▸ GOAL OF THE EXERCISE
Report all lines from the entries below in which "Χλωροφύλλη" appears.

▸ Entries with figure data
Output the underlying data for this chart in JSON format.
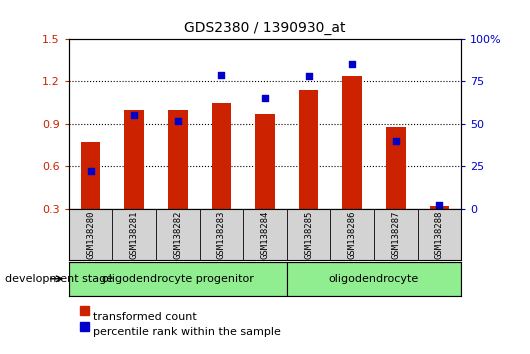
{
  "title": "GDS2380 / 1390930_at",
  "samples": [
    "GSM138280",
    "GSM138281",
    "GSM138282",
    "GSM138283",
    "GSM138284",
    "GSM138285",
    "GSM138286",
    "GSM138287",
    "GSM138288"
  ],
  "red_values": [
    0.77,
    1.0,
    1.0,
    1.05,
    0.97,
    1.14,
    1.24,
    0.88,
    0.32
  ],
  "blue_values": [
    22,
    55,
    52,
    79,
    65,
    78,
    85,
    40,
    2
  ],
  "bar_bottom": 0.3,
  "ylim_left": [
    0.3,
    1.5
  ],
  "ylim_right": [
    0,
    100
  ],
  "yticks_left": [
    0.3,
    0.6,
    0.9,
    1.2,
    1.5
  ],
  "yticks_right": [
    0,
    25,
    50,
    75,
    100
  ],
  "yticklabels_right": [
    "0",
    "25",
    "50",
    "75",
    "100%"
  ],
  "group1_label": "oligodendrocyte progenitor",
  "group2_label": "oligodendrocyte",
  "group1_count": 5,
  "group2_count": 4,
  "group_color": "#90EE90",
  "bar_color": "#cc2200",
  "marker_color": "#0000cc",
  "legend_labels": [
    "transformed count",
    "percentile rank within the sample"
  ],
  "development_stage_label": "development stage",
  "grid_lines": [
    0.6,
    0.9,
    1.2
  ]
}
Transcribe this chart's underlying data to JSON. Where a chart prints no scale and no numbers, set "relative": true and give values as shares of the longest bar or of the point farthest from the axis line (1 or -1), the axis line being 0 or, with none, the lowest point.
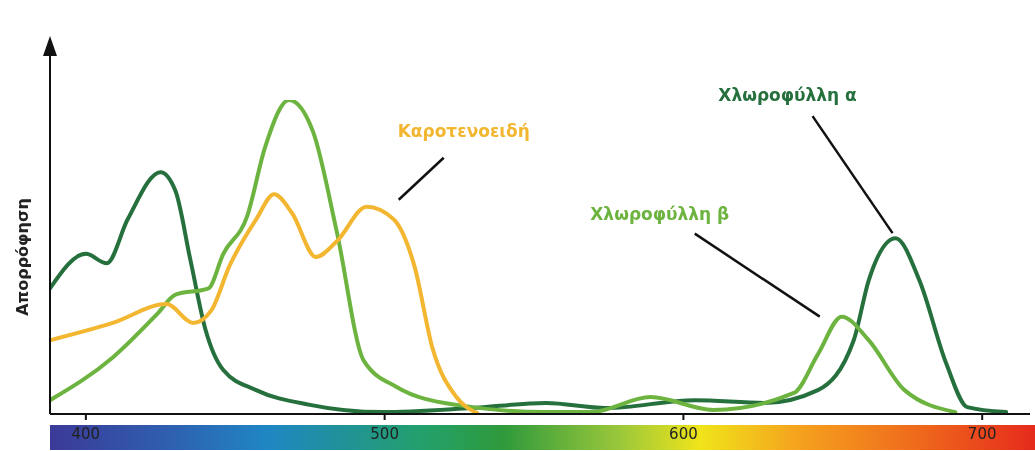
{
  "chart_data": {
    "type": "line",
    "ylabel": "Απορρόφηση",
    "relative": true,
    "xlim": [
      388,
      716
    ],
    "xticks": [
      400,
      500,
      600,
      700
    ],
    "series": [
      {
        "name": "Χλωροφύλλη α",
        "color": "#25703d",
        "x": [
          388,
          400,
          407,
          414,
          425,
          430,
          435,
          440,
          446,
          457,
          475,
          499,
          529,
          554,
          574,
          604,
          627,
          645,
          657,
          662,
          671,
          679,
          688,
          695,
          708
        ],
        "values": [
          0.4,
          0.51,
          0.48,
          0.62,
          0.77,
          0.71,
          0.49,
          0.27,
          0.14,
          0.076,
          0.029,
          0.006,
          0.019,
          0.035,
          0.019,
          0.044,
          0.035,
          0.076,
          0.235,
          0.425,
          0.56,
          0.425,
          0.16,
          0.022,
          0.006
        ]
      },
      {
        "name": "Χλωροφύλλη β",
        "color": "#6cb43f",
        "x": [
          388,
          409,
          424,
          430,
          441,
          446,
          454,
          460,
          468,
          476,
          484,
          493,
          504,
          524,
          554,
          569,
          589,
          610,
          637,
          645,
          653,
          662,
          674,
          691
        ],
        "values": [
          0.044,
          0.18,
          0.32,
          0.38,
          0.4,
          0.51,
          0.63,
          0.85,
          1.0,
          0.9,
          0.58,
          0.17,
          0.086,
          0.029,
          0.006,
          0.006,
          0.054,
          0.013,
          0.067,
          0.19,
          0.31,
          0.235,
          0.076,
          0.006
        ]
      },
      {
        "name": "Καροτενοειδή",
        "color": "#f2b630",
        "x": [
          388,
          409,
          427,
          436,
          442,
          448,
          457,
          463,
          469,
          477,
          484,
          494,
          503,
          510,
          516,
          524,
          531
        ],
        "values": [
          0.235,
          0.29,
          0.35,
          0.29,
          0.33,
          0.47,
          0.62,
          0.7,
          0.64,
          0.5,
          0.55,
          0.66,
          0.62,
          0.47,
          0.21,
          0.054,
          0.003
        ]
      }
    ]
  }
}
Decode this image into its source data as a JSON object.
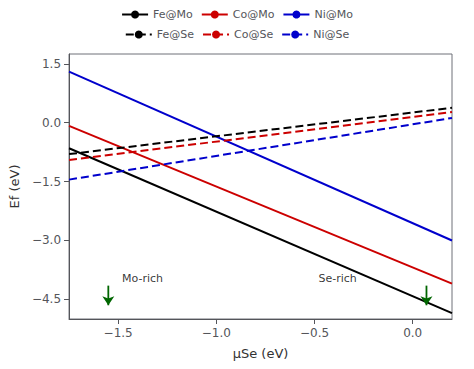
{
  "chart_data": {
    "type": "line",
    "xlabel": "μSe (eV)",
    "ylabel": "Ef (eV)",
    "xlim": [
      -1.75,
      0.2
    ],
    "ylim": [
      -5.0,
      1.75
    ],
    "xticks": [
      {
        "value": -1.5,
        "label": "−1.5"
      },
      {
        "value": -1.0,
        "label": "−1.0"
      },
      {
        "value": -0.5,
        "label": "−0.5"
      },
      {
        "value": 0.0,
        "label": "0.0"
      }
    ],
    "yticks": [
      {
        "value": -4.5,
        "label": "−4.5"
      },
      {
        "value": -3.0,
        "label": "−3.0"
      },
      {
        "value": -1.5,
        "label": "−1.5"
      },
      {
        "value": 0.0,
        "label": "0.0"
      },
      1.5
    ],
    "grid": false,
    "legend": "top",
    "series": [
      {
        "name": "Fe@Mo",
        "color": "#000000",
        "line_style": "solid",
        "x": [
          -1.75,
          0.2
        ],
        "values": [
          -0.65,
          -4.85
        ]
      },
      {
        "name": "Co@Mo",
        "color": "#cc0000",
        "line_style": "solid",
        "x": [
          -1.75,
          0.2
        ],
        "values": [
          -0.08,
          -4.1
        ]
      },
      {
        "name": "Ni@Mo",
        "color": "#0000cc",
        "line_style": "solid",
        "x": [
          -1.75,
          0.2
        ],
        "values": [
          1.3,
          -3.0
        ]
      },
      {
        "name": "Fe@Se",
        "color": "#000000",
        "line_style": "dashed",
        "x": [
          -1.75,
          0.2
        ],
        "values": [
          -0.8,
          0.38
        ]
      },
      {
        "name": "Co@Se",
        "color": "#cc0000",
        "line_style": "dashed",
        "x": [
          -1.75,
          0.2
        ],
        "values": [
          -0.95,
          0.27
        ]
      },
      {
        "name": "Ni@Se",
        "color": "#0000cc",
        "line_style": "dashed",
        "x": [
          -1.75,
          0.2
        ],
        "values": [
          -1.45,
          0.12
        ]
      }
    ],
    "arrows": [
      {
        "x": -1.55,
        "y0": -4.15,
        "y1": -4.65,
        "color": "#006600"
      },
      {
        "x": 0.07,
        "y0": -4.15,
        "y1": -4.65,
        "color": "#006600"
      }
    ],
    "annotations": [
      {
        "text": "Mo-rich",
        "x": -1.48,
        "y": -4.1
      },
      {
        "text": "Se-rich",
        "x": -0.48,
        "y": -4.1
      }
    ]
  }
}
==
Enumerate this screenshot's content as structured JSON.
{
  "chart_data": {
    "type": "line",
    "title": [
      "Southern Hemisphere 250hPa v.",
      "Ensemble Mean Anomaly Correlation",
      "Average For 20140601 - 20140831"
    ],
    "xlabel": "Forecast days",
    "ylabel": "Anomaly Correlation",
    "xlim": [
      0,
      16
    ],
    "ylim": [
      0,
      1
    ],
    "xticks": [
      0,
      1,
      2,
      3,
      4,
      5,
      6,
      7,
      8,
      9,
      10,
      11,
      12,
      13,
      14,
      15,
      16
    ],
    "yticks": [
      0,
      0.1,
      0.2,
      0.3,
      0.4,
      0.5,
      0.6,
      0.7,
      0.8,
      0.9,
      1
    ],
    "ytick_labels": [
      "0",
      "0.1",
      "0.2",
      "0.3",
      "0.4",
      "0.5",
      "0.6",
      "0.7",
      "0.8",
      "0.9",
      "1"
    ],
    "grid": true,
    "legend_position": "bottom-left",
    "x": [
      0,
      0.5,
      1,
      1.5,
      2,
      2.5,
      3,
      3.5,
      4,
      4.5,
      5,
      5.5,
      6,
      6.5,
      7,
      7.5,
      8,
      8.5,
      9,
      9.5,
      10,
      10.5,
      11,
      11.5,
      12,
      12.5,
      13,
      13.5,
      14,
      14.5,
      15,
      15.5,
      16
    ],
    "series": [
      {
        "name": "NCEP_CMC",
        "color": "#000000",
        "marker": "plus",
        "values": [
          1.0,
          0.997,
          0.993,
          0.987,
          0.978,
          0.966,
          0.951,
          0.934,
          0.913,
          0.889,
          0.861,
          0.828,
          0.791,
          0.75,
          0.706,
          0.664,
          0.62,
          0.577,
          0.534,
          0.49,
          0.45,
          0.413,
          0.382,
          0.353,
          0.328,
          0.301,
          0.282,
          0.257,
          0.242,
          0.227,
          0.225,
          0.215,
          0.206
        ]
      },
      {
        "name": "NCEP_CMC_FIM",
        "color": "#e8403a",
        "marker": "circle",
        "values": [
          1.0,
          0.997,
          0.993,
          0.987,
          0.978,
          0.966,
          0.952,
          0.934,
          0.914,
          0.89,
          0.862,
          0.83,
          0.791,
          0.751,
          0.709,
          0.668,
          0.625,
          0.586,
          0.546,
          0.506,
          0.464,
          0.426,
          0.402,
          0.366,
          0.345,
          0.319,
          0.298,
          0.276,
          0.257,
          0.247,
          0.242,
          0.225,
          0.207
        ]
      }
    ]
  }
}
---
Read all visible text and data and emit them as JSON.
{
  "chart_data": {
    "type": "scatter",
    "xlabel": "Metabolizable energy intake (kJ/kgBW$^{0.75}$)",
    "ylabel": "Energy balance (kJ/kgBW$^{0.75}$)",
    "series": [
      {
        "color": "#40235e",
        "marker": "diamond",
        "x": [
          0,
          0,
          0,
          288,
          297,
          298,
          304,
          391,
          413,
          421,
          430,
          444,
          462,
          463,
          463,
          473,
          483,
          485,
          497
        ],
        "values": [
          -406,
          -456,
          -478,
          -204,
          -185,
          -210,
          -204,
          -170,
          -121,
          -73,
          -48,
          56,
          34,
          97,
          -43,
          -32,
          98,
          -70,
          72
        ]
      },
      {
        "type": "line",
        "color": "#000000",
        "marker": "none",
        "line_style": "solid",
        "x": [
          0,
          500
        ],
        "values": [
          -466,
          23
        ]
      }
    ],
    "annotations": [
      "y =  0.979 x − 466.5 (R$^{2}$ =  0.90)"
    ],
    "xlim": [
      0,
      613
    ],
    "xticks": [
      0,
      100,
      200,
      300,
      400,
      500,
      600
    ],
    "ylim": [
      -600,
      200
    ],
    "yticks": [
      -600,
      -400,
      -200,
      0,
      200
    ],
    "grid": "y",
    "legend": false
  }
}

▸ PROBLEM SOLUTION
        "name": "Χλωροφύλλη α",
        "name": "Χλωροφύλλη β",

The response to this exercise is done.